Data entries:
————————
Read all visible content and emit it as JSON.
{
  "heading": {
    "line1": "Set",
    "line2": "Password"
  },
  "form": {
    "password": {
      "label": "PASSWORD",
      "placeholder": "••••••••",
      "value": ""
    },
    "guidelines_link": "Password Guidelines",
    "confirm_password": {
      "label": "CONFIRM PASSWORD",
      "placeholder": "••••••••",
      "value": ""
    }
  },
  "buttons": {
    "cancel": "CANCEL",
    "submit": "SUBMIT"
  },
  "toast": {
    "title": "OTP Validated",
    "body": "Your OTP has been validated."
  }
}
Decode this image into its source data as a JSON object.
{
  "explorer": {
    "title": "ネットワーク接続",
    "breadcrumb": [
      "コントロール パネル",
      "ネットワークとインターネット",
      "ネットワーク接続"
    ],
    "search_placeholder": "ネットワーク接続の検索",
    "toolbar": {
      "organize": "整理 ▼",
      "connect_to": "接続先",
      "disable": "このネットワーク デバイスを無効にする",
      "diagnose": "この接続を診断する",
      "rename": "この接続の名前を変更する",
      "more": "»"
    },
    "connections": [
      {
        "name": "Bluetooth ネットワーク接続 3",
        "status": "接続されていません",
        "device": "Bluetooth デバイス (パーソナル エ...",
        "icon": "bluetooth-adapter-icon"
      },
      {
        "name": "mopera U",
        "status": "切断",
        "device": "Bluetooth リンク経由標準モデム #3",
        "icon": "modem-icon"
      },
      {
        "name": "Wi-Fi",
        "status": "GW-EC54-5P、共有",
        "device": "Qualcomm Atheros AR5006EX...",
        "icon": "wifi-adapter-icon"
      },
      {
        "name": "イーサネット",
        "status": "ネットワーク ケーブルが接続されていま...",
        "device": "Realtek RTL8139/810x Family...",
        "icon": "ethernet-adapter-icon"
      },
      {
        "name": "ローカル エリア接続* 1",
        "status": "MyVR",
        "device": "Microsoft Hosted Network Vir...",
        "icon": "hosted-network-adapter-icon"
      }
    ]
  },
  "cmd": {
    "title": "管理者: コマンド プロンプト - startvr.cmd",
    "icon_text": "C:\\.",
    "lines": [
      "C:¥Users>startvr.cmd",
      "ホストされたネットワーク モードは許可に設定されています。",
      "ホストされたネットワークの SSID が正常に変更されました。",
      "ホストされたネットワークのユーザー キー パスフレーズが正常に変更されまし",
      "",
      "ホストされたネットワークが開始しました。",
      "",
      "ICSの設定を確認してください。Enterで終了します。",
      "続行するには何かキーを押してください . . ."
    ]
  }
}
————————
TASK REQUIREMENTS: Copy out the material word for word and line for line.

WRITTEN RESPONSE:
Read all visible content and emit it as JSON.
{
  "heading": {
    "line1": "Set",
    "line2": "Password"
  },
  "form": {
    "password": {
      "label": "PASSWORD",
      "placeholder": "••••••••",
      "value": ""
    },
    "guidelines_link": "Password Guidelines",
    "confirm_password": {
      "label": "CONFIRM PASSWORD",
      "placeholder": "••••••••",
      "value": ""
    }
  },
  "buttons": {
    "cancel": "CANCEL",
    "submit": "SUBMIT"
  },
  "toast": {
    "title": "OTP Validated",
    "body": "Your OTP has been validated."
  }
}
Decode this image into its source data as a JSON object.
{
  "explorer": {
    "title": "ネットワーク接続",
    "breadcrumb": [
      "コントロール パネル",
      "ネットワークとインターネット",
      "ネットワーク接続"
    ],
    "search_placeholder": "ネットワーク接続の検索",
    "toolbar": {
      "organize": "整理 ▼",
      "connect_to": "接続先",
      "disable": "このネットワーク デバイスを無効にする",
      "diagnose": "この接続を診断する",
      "rename": "この接続の名前を変更する",
      "more": "»"
    },
    "connections": [
      {
        "name": "Bluetooth ネットワーク接続 3",
        "status": "接続されていません",
        "device": "Bluetooth デバイス (パーソナル エ...",
        "icon": "bluetooth-adapter-icon"
      },
      {
        "name": "mopera U",
        "status": "切断",
        "device": "Bluetooth リンク経由標準モデム #3",
        "icon": "modem-icon"
      },
      {
        "name": "Wi-Fi",
        "status": "GW-EC54-5P、共有",
        "device": "Qualcomm Atheros AR5006EX...",
        "icon": "wifi-adapter-icon"
      },
      {
        "name": "イーサネット",
        "status": "ネットワーク ケーブルが接続されていま...",
        "device": "Realtek RTL8139/810x Family...",
        "icon": "ethernet-adapter-icon"
      },
      {
        "name": "ローカル エリア接続* 1",
        "status": "MyVR",
        "device": "Microsoft Hosted Network Vir...",
        "icon": "hosted-network-adapter-icon"
      }
    ]
  },
  "cmd": {
    "title": "管理者: コマンド プロンプト - startvr.cmd",
    "icon_text": "C:\\.",
    "lines": [
      "C:¥Users>startvr.cmd",
      "ホストされたネットワーク モードは許可に設定されています。",
      "ホストされたネットワークの SSID が正常に変更されました。",
      "ホストされたネットワークのユーザー キー パスフレーズが正常に変更されまし",
      "",
      "ホストされたネットワークが開始しました。",
      "",
      "ICSの設定を確認してください。Enterで終了します。",
      "続行するには何かキーを押してください . . ."
    ]
  }
}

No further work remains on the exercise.